>> start Supplied material

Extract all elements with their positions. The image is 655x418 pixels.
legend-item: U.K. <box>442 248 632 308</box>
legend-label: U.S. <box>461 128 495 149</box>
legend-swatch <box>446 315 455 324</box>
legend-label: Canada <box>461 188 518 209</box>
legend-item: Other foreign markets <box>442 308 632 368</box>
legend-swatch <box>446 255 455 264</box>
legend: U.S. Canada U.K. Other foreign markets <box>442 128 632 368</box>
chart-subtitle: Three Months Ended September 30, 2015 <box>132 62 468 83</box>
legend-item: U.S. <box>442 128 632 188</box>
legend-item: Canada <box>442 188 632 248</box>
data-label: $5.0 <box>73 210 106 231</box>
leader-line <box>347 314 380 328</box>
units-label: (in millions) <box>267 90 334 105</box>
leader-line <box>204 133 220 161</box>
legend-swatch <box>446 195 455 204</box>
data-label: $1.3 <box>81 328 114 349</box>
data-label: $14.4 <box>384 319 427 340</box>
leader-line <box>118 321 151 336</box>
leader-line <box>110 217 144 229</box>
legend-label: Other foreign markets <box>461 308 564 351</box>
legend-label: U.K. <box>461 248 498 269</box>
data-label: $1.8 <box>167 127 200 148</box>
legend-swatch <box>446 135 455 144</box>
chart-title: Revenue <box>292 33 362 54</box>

>> end Supplied material
>> start Supplied material

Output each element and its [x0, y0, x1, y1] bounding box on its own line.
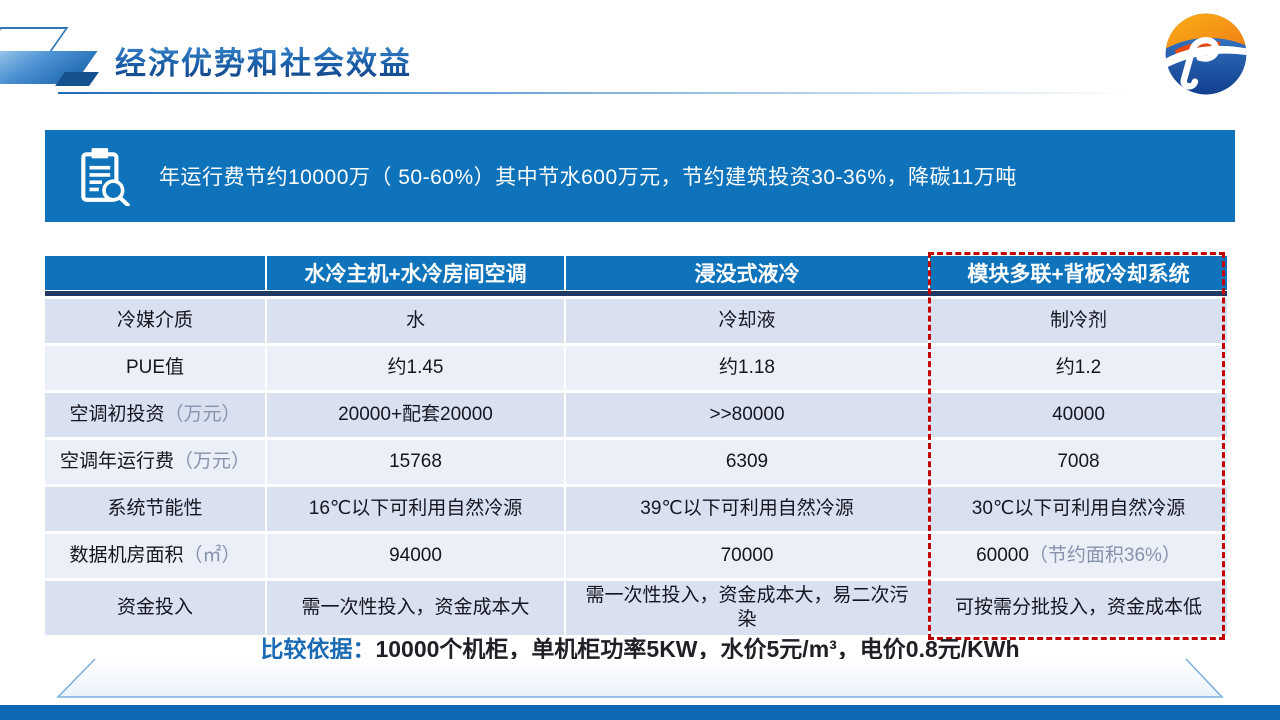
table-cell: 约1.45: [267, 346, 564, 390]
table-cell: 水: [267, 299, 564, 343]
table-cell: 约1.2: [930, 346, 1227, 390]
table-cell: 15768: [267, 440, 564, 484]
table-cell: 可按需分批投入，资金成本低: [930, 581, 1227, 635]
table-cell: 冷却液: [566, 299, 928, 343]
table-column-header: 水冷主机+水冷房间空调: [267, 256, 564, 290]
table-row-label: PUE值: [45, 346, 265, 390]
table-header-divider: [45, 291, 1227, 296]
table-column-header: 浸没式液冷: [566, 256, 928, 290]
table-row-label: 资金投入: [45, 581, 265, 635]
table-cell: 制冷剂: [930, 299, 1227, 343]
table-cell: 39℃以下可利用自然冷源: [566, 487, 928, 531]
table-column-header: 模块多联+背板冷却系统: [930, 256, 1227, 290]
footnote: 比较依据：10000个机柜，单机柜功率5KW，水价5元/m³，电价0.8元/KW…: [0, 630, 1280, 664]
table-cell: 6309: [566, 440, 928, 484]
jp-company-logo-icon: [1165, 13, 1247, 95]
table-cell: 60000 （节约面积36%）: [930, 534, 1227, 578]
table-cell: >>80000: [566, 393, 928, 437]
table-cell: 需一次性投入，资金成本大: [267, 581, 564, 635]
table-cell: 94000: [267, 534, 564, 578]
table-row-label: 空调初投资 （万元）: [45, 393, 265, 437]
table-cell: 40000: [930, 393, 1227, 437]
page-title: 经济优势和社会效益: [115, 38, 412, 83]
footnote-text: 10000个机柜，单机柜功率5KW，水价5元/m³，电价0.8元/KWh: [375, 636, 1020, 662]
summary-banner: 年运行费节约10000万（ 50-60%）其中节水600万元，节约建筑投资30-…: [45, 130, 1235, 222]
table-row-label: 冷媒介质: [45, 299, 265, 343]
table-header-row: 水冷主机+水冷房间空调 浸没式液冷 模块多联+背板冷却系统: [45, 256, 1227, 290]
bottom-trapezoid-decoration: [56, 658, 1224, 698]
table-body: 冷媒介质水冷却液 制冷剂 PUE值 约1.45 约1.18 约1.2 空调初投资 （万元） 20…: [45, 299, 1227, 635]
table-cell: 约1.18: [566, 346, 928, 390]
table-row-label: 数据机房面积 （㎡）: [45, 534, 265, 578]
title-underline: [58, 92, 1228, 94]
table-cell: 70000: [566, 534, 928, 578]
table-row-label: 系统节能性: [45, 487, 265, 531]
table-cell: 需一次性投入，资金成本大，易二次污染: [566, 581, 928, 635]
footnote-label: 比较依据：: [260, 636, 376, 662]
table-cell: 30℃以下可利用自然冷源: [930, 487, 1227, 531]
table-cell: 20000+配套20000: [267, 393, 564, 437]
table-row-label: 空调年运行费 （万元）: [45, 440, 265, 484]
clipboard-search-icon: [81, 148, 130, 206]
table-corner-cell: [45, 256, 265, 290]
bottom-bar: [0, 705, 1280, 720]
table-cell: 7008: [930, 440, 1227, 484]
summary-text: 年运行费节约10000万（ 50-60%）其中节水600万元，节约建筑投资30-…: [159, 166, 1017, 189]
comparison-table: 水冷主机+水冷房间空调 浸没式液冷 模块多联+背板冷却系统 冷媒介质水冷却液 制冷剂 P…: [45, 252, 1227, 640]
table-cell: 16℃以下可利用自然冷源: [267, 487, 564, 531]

>> end Supplied material

Rewrite the listing above as a numbered list, starting with the line containing "Extract all elements" and going on through the line containing "legend-item: Other foreign", with any blank lines left out.

1. Extract all elements with their positions. The image is 655x418 pixels.
2. legend-item: U.K. <box>442 248 632 308</box>
3. legend-label: U.S. <box>461 128 495 149</box>
4. legend-swatch <box>446 315 455 324</box>
5. legend-label: Canada <box>461 188 518 209</box>
6. legend-item: Other foreign markets <box>442 308 632 368</box>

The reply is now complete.